Collected data:
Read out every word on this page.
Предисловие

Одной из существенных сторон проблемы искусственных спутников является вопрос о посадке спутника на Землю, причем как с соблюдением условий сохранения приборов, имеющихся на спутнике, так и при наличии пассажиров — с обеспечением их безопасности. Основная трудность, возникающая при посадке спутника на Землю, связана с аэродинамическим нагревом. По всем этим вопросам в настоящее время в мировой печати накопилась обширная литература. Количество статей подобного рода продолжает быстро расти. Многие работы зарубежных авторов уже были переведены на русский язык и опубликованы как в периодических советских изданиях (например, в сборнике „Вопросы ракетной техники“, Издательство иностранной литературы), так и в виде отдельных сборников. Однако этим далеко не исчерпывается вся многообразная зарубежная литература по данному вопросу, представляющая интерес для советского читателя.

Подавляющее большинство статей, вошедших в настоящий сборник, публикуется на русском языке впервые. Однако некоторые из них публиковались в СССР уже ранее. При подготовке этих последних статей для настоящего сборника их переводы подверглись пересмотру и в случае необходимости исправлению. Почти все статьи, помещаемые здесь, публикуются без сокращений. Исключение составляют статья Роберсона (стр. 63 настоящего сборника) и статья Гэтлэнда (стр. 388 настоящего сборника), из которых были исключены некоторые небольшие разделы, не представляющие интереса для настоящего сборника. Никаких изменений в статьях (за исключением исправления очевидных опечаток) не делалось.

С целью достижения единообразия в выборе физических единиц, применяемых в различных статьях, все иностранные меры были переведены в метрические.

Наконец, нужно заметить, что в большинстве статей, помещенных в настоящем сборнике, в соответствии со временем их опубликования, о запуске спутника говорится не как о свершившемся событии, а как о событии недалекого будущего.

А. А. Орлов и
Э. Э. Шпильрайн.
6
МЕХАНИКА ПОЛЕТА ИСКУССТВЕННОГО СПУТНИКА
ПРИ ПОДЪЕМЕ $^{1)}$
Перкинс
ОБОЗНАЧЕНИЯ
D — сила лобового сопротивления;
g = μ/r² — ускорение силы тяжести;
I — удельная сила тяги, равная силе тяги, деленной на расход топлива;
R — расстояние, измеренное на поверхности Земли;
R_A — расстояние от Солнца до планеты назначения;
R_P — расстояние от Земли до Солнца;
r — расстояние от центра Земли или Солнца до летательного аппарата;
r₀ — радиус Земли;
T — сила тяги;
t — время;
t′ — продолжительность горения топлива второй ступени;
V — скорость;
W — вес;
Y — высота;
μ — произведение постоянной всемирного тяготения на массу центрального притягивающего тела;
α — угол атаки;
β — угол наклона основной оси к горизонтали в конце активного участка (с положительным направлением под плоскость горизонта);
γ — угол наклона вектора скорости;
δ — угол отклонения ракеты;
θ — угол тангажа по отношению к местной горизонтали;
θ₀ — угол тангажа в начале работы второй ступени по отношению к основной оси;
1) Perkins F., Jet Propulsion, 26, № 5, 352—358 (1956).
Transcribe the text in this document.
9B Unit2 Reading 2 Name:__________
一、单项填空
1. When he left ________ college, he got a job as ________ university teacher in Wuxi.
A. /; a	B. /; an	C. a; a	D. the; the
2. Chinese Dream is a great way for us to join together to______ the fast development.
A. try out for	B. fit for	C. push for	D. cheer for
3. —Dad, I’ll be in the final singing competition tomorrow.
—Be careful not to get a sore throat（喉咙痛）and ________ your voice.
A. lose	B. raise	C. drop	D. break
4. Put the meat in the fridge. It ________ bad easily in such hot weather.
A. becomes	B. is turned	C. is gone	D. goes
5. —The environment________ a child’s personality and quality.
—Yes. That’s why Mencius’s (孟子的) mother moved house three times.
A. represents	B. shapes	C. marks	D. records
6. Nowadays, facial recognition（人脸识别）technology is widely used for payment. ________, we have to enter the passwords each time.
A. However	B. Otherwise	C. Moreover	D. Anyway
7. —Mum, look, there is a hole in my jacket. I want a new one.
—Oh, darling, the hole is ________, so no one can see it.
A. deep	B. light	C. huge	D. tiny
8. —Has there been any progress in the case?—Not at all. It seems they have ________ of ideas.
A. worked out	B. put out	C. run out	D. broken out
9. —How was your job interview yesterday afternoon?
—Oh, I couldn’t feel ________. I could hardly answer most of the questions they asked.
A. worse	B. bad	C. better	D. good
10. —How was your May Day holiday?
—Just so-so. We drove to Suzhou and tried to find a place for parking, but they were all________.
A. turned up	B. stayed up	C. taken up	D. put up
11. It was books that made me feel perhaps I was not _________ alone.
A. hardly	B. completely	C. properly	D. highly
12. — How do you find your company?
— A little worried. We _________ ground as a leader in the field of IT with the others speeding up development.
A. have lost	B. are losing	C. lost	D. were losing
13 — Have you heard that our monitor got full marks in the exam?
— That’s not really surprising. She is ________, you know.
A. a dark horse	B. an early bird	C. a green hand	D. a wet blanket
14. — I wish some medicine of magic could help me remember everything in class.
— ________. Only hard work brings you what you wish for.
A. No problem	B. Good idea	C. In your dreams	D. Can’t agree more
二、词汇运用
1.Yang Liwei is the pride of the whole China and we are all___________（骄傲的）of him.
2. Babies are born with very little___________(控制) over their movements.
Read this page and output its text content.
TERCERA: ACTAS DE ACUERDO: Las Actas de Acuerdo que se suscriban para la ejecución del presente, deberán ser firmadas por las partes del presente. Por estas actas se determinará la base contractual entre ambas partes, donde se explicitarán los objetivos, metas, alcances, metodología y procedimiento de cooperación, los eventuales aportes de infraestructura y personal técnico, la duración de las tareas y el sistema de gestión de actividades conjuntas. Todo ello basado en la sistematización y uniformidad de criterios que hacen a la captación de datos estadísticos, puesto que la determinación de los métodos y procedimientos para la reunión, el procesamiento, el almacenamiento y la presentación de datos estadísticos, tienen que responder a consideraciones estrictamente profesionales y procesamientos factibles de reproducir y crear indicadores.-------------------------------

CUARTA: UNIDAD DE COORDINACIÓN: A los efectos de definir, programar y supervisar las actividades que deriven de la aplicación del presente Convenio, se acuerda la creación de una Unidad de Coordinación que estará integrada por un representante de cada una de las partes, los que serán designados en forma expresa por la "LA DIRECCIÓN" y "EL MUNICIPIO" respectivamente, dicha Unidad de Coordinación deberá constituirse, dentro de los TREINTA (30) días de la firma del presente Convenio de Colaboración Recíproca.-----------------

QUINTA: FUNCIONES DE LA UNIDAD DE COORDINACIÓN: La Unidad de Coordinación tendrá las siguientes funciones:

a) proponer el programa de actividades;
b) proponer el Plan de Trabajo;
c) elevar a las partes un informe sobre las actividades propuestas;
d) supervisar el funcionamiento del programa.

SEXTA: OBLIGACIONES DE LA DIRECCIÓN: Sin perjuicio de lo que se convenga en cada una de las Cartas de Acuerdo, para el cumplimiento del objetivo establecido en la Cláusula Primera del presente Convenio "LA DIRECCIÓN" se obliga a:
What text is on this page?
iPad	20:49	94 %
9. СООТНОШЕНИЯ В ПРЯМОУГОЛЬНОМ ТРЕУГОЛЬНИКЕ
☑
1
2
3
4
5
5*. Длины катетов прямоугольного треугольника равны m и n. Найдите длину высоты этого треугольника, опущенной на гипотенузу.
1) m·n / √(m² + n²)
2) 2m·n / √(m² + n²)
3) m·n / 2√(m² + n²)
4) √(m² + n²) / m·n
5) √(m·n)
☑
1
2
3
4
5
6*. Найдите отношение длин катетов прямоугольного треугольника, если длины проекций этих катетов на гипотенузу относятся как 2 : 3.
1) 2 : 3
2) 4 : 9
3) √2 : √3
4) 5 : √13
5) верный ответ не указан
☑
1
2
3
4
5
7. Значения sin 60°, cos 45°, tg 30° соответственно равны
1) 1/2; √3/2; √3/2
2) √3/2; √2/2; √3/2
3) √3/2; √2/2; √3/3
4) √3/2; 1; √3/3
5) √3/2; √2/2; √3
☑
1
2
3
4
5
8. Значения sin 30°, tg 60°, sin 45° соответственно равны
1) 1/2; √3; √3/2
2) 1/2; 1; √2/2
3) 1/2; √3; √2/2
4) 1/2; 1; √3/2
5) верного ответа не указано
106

_Stated problem_: Go through the material above and count the lines that include "Земли". Give the number alone.

_Solved problem_: 4